[TASK GOAL] Give the data below again exactly as it stands. Omit the pictures.

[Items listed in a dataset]
-------------------------
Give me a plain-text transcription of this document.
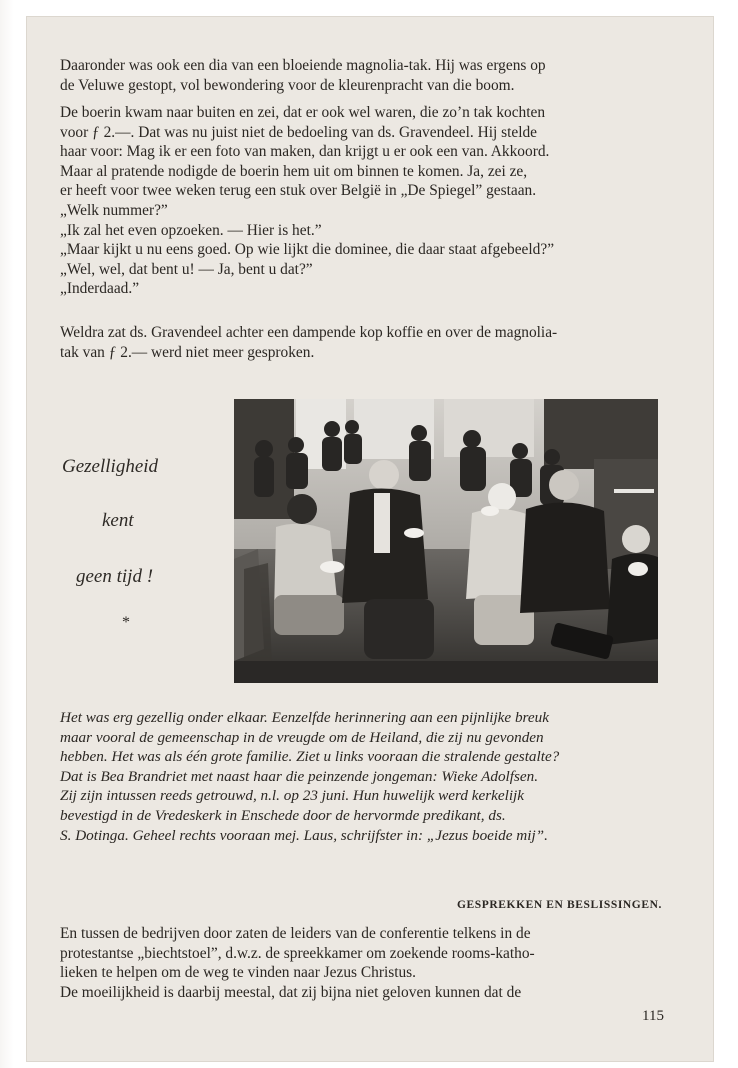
Daaronder was ook een dia van een bloeiende magnolia-tak. Hij was ergens op
de Veluwe gestopt, vol bewondering voor de kleurenpracht van die boom.
De boerin kwam naar buiten en zei, dat er ook wel waren, die zo’n tak kochten
voor ƒ 2.—. Dat was nu juist niet de bedoeling van ds. Gravendeel. Hij stelde
haar voor: Mag ik er een foto van maken, dan krijgt u er ook een van. Akkoord.
Maar al pratende nodigde de boerin hem uit om binnen te komen. Ja, zei ze,
er heeft voor twee weken terug een stuk over België in „De Spiegel” gestaan.
„Welk nummer?”
„Ik zal het even opzoeken. — Hier is het.”
„Maar kijkt u nu eens goed. Op wie lijkt die dominee, die daar staat afgebeeld?”
„Wel, wel, dat bent u! — Ja, bent u dat?”
„Inderdaad.”
Weldra zat ds. Gravendeel achter een dampende kop koffie en over de magnolia-
tak van ƒ 2.— werd niet meer gesproken.
Gezelligheid
kent
geen tijd !
*
Het was erg gezellig onder elkaar. Eenzelfde herinnering aan een pijnlijke breuk
maar vooral de gemeenschap in de vreugde om de Heiland, die zij nu gevonden
hebben. Het was als één grote familie. Ziet u links vooraan die stralende gestalte?
Dat is Bea Brandriet met naast haar die peinzende jongeman: Wieke Adolfsen.
Zij zijn intussen reeds getrouwd, n.l. op 23 juni. Hun huwelijk werd kerkelijk
bevestigd in de Vredeskerk in Enschede door de hervormde predikant, ds.
S. Dotinga. Geheel rechts vooraan mej. Laus, schrijfster in: „Jezus boeide mij”.
GESPREKKEN EN BESLISSINGEN.
En tussen de bedrijven door zaten de leiders van de conferentie telkens in de
protestantse „biechtstoel”, d.w.z. de spreekkamer om zoekende rooms-katho-
lieken te helpen om de weg te vinden naar Jezus Christus.
De moeilijkheid is daarbij meestal, dat zij bijna niet geloven kunnen dat de
115
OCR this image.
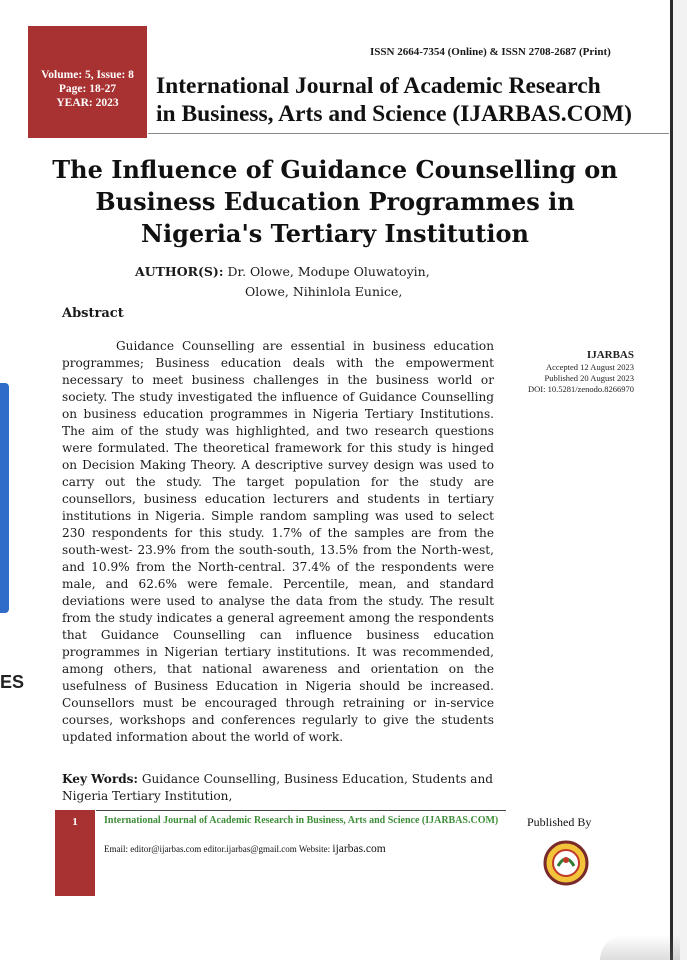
ES
Volume: 5, Issue: 8
Page: 18-27
YEAR: 2023
ISSN 2664-7354 (Online) & ISSN 2708-2687 (Print)
International Journal of Academic Research
in Business, Arts and Science (IJARBAS.COM)
The Influence of Guidance Counselling on
Business Education Programmes in
Nigeria's Tertiary Institution
AUTHOR(S): Dr. Olowe, Modupe Oluwatoyin,
Olowe, Nihinlola Eunice,
Abstract

Guidance Counselling are essential in business education programmes; Business education deals with the empowerment necessary to meet business challenges in the business world or society. The study investigated the influence of Guidance Counselling on business education programmes in Nigeria Tertiary Institutions. The aim of the study was highlighted, and two research questions were formulated. The theoretical framework for this study is hinged on Decision Making Theory. A descriptive survey design was used to carry out the study. The target population for the study are counsellors, business education lecturers and students in tertiary institutions in Nigeria. Simple random sampling was used to select 230 respondents for this study. 1.7% of the samples are from the south-west- 23.9% from the south-south, 13.5% from the North-west, and 10.9% from the North-central. 37.4% of the respondents were male, and 62.6% were female. Percentile, mean, and standard deviations were used to analyse the data from the study. The result from the study indicates a general agreement among the respondents that Guidance Counselling can influence business education programmes in Nigerian tertiary institutions. It was recommended, among others, that national awareness and orientation on the usefulness of Business Education in Nigeria should be increased. Counsellors must be encouraged through retraining or in-service courses, workshops and conferences regularly to give the students updated information about the world of work.

Key Words: Guidance Counselling, Business Education, Students and Nigeria Tertiary Institution,

IJARBAS
Accepted 12 August 2023
Published 20 August 2023
DOI: 10.5281/zenodo.8266970
1	International Journal of Academic Research in Business, Arts and Science (IJARBAS.COM)
Email: editor@ijarbas.com editor.ijarbas@gmail.com Website: ijarbas.com
Published By
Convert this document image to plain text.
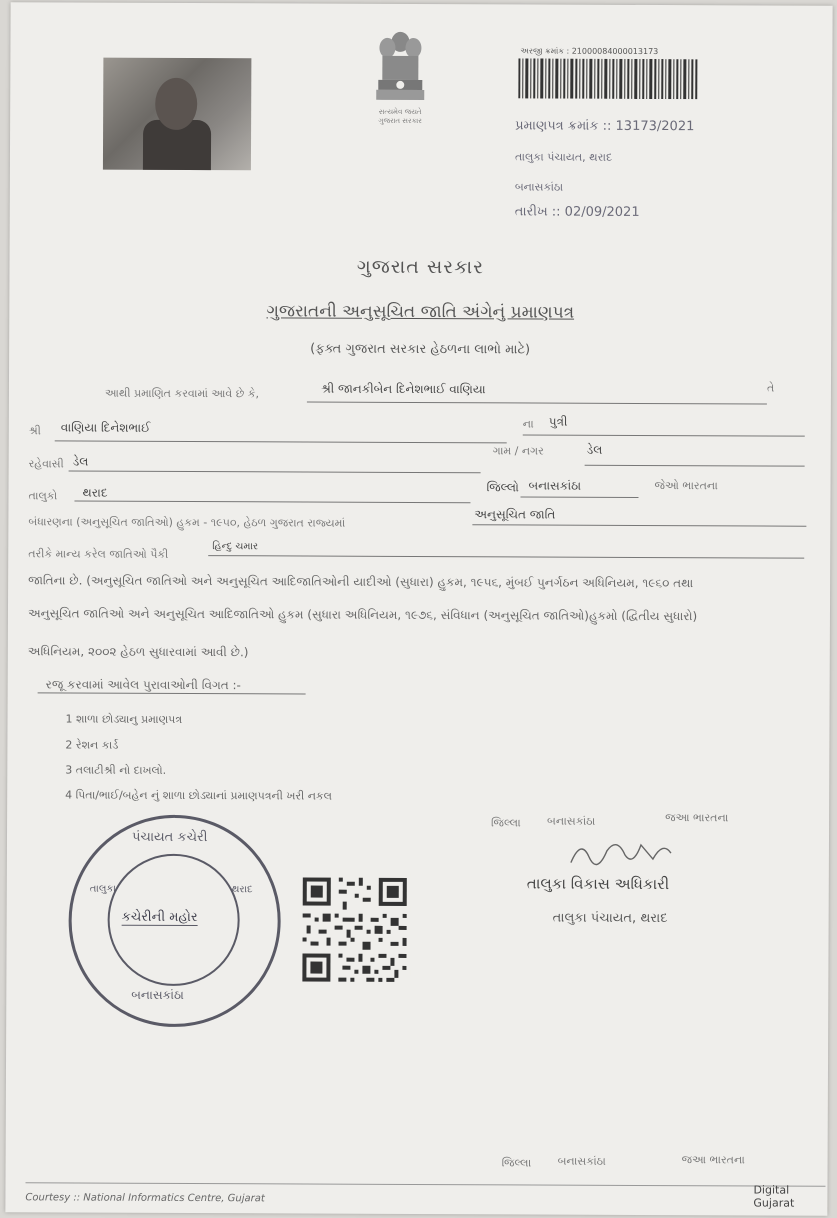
સત્યમેવ જયતે
ગુજરાત સરકાર
અરજી ક્રમાંક : 21000084000013173
પ્રમાણપત્ર ક્રમાંક :: 13173/2021
તાલુકા પંચાયત, થરાદ
બનાસકાંઠા
તારીખ :: 02/09/2021
ગુજરાત સરકાર
ગુજરાતની અનુસૂચિત જાતિ અંગેનું પ્રમાણપત્ર
(ફક્ત ગુજરાત સરકાર હેઠળના લાભો માટે)
આથી પ્રમાણિત કરવામાં આવે છે કે,	શ્રી જાનકીબેન દિનેશભાઈ વાણિયા	તે
શ્રી વાણિયા દિનેશભાઈ	ના પુત્રી
રહેવાસી ડેલ
ગામ / નગર	ડેલ
તાલુકો થરાદ	જિલ્લો બનાસકાંઠા	જેઓ ભારતના
બંધારણના (અનુસૂચિત જાતિઓ) હુકમ - ૧૯૫૦, હેઠળ ગુજરાત રાજ્યમાં
અનુસૂચિત જાતિ
તરીકે માન્ય કરેલ જાતિઓ પૈકી
હિન્દુ ચમાર
જાતિના છે. (અનુસૂચિત જાતિઓ અને અનુસૂચિત આદિજાતિઓની યાદીઓ (સુધારા) હુકમ, ૧૯૫૬, મુંબઈ પુનર્ગઠન અધિનિયમ, ૧૯૬૦ તથા
અનુસૂચિત જાતિઓ અને અનુસૂચિત આદિજાતિઓ હુકમ (સુધારા અધિનિયમ, ૧૯૭૬, સંવિધાન (અનુસૂચિત જાતિઓ)હુકમો (દ્વિતીય સુધારો)
અધિનિયમ, ૨૦૦૨ હેઠળ સુધારવામાં આવી છે.)
રજૂ કરવામાં આવેલ પુરાવાઓની વિગત :-
1 શાળા છોડ્યાનુ પ્રમાણપત્ર
2 રેશન કાર્ડ
3 તલાટીશ્રી નો દાખલો.
4 પિતા/ભાઈ/બહેન નું શાળા છોડ્યાનાં પ્રમાણપત્રની ખરી નકલ
પંચાયત કચેરી
તાલુકા	થરાદ
કચેરીની મહોર
બનાસકાંઠા
જિલ્લા બનાસકાંઠા	જઆ ભારતના
તાલુકા વિકાસ અધિકારી
તાલુકા પંચાયત, થરાદ
જિલ્લા બનાસકાંઠા	જઆ ભારતના
Courtesy :: National Informatics Centre, Gujarat
Digital Gujarat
-------------------------
[TASK OUTPUT]
Give me a plain-text transcription of this document.
Daaronder was ook een dia van een bloeiende magnolia-tak. Hij was ergens op
de Veluwe gestopt, vol bewondering voor de kleurenpracht van die boom.
De boerin kwam naar buiten en zei, dat er ook wel waren, die zo’n tak kochten
voor ƒ 2.—. Dat was nu juist niet de bedoeling van ds. Gravendeel. Hij stelde
haar voor: Mag ik er een foto van maken, dan krijgt u er ook een van. Akkoord.
Maar al pratende nodigde de boerin hem uit om binnen te komen. Ja, zei ze,
er heeft voor twee weken terug een stuk over België in „De Spiegel” gestaan.
„Welk nummer?”
„Ik zal het even opzoeken. — Hier is het.”
„Maar kijkt u nu eens goed. Op wie lijkt die dominee, die daar staat afgebeeld?”
„Wel, wel, dat bent u! — Ja, bent u dat?”
„Inderdaad.”
Weldra zat ds. Gravendeel achter een dampende kop koffie en over de magnolia-
tak van ƒ 2.— werd niet meer gesproken.
Gezelligheid
kent
geen tijd !
*
Het was erg gezellig onder elkaar. Eenzelfde herinnering aan een pijnlijke breuk
maar vooral de gemeenschap in de vreugde om de Heiland, die zij nu gevonden
hebben. Het was als één grote familie. Ziet u links vooraan die stralende gestalte?
Dat is Bea Brandriet met naast haar die peinzende jongeman: Wieke Adolfsen.
Zij zijn intussen reeds getrouwd, n.l. op 23 juni. Hun huwelijk werd kerkelijk
bevestigd in de Vredeskerk in Enschede door de hervormde predikant, ds.
S. Dotinga. Geheel rechts vooraan mej. Laus, schrijfster in: „Jezus boeide mij”.
GESPREKKEN EN BESLISSINGEN.
En tussen de bedrijven door zaten de leiders van de conferentie telkens in de
protestantse „biechtstoel”, d.w.z. de spreekkamer om zoekende rooms-katho-
lieken te helpen om de weg te vinden naar Jezus Christus.
De moeilijkheid is daarbij meestal, dat zij bijna niet geloven kunnen dat de
115
OCR this image.
ES
Volume: 5, Issue: 8
Page: 18-27
YEAR: 2023
ISSN 2664-7354 (Online) & ISSN 2708-2687 (Print)
International Journal of Academic Research
in Business, Arts and Science (IJARBAS.COM)
The Influence of Guidance Counselling on
Business Education Programmes in
Nigeria's Tertiary Institution
AUTHOR(S): Dr. Olowe, Modupe Oluwatoyin,
Olowe, Nihinlola Eunice,
Abstract

Guidance Counselling are essential in business education programmes; Business education deals with the empowerment necessary to meet business challenges in the business world or society. The study investigated the influence of Guidance Counselling on business education programmes in Nigeria Tertiary Institutions. The aim of the study was highlighted, and two research questions were formulated. The theoretical framework for this study is hinged on Decision Making Theory. A descriptive survey design was used to carry out the study. The target population for the study are counsellors, business education lecturers and students in tertiary institutions in Nigeria. Simple random sampling was used to select 230 respondents for this study. 1.7% of the samples are from the south-west- 23.9% from the south-south, 13.5% from the North-west, and 10.9% from the North-central. 37.4% of the respondents were male, and 62.6% were female. Percentile, mean, and standard deviations were used to analyse the data from the study. The result from the study indicates a general agreement among the respondents that Guidance Counselling can influence business education programmes in Nigerian tertiary institutions. It was recommended, among others, that national awareness and orientation on the usefulness of Business Education in Nigeria should be increased. Counsellors must be encouraged through retraining or in-service courses, workshops and conferences regularly to give the students updated information about the world of work.

Key Words: Guidance Counselling, Business Education, Students and Nigeria Tertiary Institution,

IJARBAS
Accepted 12 August 2023
Published 20 August 2023
DOI: 10.5281/zenodo.8266970
1	International Journal of Academic Research in Business, Arts and Science (IJARBAS.COM)
Email: editor@ijarbas.com editor.ijarbas@gmail.com Website: ijarbas.com
Published By
Convert this document image to plain text.
સત્યમેવ જયતે
ગુજરાત સરકાર
અરજી ક્રમાંક : 21000084000013173
પ્રમાણપત્ર ક્રમાંક :: 13173/2021
તાલુકા પંચાયત, થરાદ
બનાસકાંઠા
તારીખ :: 02/09/2021
ગુજરાત સરકાર
ગુજરાતની અનુસૂચિત જાતિ અંગેનું પ્રમાણપત્ર
(ફક્ત ગુજરાત સરકાર હેઠળના લાભો માટે)
આથી પ્રમાણિત કરવામાં આવે છે કે,	શ્રી જાનકીબેન દિનેશભાઈ વાણિયા	તે
શ્રી વાણિયા દિનેશભાઈ	ના પુત્રી
રહેવાસી ડેલ
ગામ / નગર	ડેલ
તાલુકો થરાદ	જિલ્લો બનાસકાંઠા	જેઓ ભારતના
બંધારણના (અનુસૂચિત જાતિઓ) હુકમ - ૧૯૫૦, હેઠળ ગુજરાત રાજ્યમાં
અનુસૂચિત જાતિ
તરીકે માન્ય કરેલ જાતિઓ પૈકી
હિન્દુ ચમાર
જાતિના છે. (અનુસૂચિત જાતિઓ અને અનુસૂચિત આદિજાતિઓની યાદીઓ (સુધારા) હુકમ, ૧૯૫૬, મુંબઈ પુનર્ગઠન અધિનિયમ, ૧૯૬૦ તથા
અનુસૂચિત જાતિઓ અને અનુસૂચિત આદિજાતિઓ હુકમ (સુધારા અધિનિયમ, ૧૯૭૬, સંવિધાન (અનુસૂચિત જાતિઓ)હુકમો (દ્વિતીય સુધારો)
અધિનિયમ, ૨૦૦૨ હેઠળ સુધારવામાં આવી છે.)
રજૂ કરવામાં આવેલ પુરાવાઓની વિગત :-
1 શાળા છોડ્યાનુ પ્રમાણપત્ર
2 રેશન કાર્ડ
3 તલાટીશ્રી નો દાખલો.
4 પિતા/ભાઈ/બહેન નું શાળા છોડ્યાનાં પ્રમાણપત્રની ખરી નકલ
પંચાયત કચેરી
તાલુકા	થરાદ
કચેરીની મહોર
બનાસકાંઠા
જિલ્લા બનાસકાંઠા	જઆ ભારતના
તાલુકા વિકાસ અધિકારી
તાલુકા પંચાયત, થરાદ
જિલ્લા બનાસકાંઠા	જઆ ભારતના
Courtesy :: National Informatics Centre, Gujarat
Digital Gujarat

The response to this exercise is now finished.